Task brief
Leave the images out and repeat the data exactly as given.

Data to examine
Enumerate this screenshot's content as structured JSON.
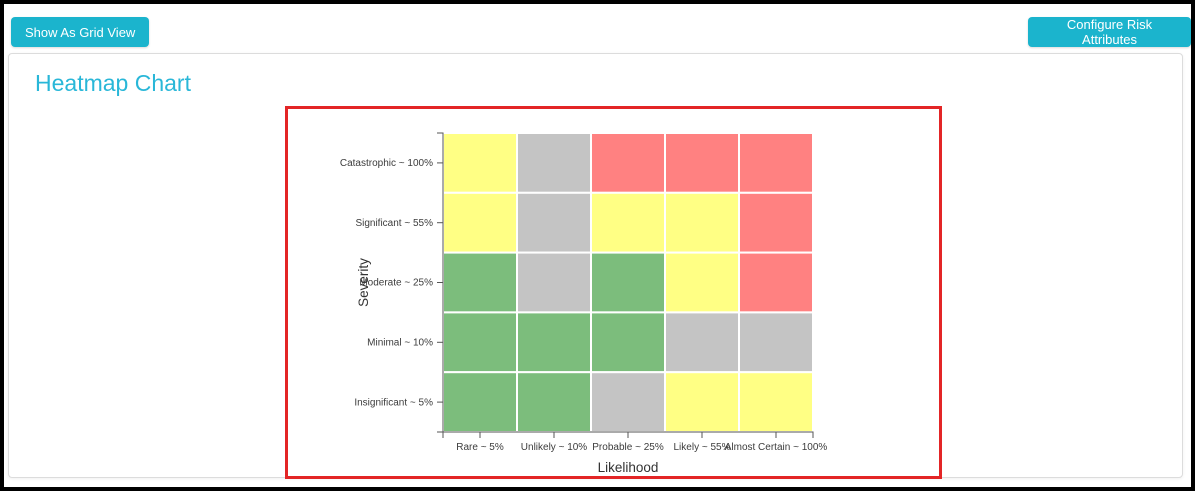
{
  "toolbar": {
    "grid_view_label": "Show As Grid View",
    "configure_label": "Configure Risk Attributes"
  },
  "main": {
    "title": "Heatmap Chart"
  },
  "colors": {
    "button_accent": "#1bb4cd",
    "title_accent": "#29b7d8",
    "highlight_frame": "#e32526"
  },
  "chart_data": {
    "type": "heatmap",
    "title": "",
    "xlabel": "Likelihood",
    "ylabel": "Severity",
    "x_categories": [
      "Rare ~ 5%",
      "Unlikely ~ 10%",
      "Probable ~ 25%",
      "Likely ~ 55%",
      "Almost Certain ~ 100%"
    ],
    "y_categories": [
      "Catastrophic ~ 100%",
      "Significant ~ 55%",
      "Moderate ~ 25%",
      "Minimal ~ 10%",
      "Insignificant ~ 5%"
    ],
    "legend_position": "none",
    "grid": "white 2px separators between cells",
    "palette": {
      "green": "#7cbd7c",
      "yellow": "#ffff84",
      "red": "#ff8181",
      "gray": "#c4c4c4"
    },
    "cells_by_row": [
      [
        "yellow",
        "gray",
        "red",
        "red",
        "red"
      ],
      [
        "yellow",
        "gray",
        "yellow",
        "yellow",
        "red"
      ],
      [
        "green",
        "gray",
        "green",
        "yellow",
        "red"
      ],
      [
        "green",
        "green",
        "green",
        "gray",
        "gray"
      ],
      [
        "green",
        "green",
        "gray",
        "yellow",
        "yellow"
      ]
    ]
  }
}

Exercise solution
Enumerate this screenshot's content as structured JSON.
{
  "toolbar": {
    "grid_view_label": "Show As Grid View",
    "configure_label": "Configure Risk Attributes"
  },
  "main": {
    "title": "Heatmap Chart"
  },
  "colors": {
    "button_accent": "#1bb4cd",
    "title_accent": "#29b7d8",
    "highlight_frame": "#e32526"
  },
  "chart_data": {
    "type": "heatmap",
    "title": "",
    "xlabel": "Likelihood",
    "ylabel": "Severity",
    "x_categories": [
      "Rare ~ 5%",
      "Unlikely ~ 10%",
      "Probable ~ 25%",
      "Likely ~ 55%",
      "Almost Certain ~ 100%"
    ],
    "y_categories": [
      "Catastrophic ~ 100%",
      "Significant ~ 55%",
      "Moderate ~ 25%",
      "Minimal ~ 10%",
      "Insignificant ~ 5%"
    ],
    "legend_position": "none",
    "grid": "white 2px separators between cells",
    "palette": {
      "green": "#7cbd7c",
      "yellow": "#ffff84",
      "red": "#ff8181",
      "gray": "#c4c4c4"
    },
    "cells_by_row": [
      [
        "yellow",
        "gray",
        "red",
        "red",
        "red"
      ],
      [
        "yellow",
        "gray",
        "yellow",
        "yellow",
        "red"
      ],
      [
        "green",
        "gray",
        "green",
        "yellow",
        "red"
      ],
      [
        "green",
        "green",
        "green",
        "gray",
        "gray"
      ],
      [
        "green",
        "green",
        "gray",
        "yellow",
        "yellow"
      ]
    ]
  }
}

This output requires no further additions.